_MATERIAL FOR THIS TASK_.
• • •
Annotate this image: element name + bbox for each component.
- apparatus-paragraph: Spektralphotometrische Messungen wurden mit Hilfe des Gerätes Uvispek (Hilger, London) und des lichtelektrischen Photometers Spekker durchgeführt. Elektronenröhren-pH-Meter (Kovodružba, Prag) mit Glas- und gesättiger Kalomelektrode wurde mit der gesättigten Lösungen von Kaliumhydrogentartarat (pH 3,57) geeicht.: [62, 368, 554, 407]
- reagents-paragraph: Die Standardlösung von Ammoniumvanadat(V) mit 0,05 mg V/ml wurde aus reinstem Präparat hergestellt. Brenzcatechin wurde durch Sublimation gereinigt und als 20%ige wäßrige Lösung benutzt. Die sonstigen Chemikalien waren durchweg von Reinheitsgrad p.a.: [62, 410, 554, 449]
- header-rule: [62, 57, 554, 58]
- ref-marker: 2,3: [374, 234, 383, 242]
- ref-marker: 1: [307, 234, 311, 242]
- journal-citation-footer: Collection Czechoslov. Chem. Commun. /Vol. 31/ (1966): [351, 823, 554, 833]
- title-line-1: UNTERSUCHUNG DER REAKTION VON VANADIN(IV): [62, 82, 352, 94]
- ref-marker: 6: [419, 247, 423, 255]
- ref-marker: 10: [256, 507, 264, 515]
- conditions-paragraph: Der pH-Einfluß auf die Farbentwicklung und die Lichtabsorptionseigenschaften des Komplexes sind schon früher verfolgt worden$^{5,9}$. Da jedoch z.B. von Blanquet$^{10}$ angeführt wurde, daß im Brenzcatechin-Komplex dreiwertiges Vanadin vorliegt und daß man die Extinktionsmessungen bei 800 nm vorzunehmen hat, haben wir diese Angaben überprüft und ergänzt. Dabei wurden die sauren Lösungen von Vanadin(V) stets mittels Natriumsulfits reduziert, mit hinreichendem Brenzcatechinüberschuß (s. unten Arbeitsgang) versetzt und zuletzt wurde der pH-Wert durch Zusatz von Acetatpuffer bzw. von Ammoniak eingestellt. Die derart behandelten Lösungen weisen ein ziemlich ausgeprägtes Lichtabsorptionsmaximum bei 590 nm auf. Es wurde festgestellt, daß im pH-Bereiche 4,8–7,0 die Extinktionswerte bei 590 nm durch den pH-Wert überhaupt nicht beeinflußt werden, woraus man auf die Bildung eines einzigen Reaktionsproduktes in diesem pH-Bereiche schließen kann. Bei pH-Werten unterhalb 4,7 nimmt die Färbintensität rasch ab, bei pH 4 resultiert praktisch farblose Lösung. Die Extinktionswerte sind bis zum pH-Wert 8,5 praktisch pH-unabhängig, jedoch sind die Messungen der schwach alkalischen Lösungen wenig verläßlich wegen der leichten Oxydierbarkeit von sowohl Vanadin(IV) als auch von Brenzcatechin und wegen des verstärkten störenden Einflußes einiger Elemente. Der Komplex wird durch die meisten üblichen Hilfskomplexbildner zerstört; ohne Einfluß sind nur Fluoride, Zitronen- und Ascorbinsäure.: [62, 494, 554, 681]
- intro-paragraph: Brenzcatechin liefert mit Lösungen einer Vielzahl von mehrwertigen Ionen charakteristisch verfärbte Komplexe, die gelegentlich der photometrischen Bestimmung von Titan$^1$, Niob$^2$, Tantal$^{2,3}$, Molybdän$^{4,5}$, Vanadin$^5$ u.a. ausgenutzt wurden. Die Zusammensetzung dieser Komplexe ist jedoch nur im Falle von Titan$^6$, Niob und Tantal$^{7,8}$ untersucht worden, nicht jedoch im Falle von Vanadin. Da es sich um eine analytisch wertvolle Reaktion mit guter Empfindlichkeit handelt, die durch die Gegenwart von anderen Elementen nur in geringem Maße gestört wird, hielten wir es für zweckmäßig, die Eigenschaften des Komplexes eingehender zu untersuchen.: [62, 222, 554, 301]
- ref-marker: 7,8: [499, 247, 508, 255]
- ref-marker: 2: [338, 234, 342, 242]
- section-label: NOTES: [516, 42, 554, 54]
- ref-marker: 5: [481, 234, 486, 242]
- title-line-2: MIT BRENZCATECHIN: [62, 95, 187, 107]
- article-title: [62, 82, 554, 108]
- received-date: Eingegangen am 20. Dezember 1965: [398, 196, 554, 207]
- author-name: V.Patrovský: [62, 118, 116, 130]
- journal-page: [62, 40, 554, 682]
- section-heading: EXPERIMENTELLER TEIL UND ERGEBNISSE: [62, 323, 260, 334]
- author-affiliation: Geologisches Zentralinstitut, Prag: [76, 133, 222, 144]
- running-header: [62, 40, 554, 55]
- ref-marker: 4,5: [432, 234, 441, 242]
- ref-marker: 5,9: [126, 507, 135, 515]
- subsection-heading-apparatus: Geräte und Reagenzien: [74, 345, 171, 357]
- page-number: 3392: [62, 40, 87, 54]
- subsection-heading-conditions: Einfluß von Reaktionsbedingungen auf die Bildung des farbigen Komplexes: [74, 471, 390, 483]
• • •
_TO BE DONE_. Reproduce the lines of the listing above, starting with its first line and ending with the line that contains "- journal-citation-footer: Collection", both included.

_EXERCISE RESULT_.
Annotate this image: element name + bbox for each component.
- apparatus-paragraph: Spektralphotometrische Messungen wurden mit Hilfe des Gerätes Uvispek (Hilger, London) und des lichtelektrischen Photometers Spekker durchgeführt. Elektronenröhren-pH-Meter (Kovodružba, Prag) mit Glas- und gesättiger Kalomelektrode wurde mit der gesättigten Lösungen von Kaliumhydrogentartarat (pH 3,57) geeicht.: [62, 368, 554, 407]
- reagents-paragraph: Die Standardlösung von Ammoniumvanadat(V) mit 0,05 mg V/ml wurde aus reinstem Präparat hergestellt. Brenzcatechin wurde durch Sublimation gereinigt und als 20%ige wäßrige Lösung benutzt. Die sonstigen Chemikalien waren durchweg von Reinheitsgrad p.a.: [62, 410, 554, 449]
- header-rule: [62, 57, 554, 58]
- ref-marker: 2,3: [374, 234, 383, 242]
- ref-marker: 1: [307, 234, 311, 242]
- journal-citation-footer: Collection Czechoslov. Chem. Commun. /Vol. 31/ (1966): [351, 823, 554, 833]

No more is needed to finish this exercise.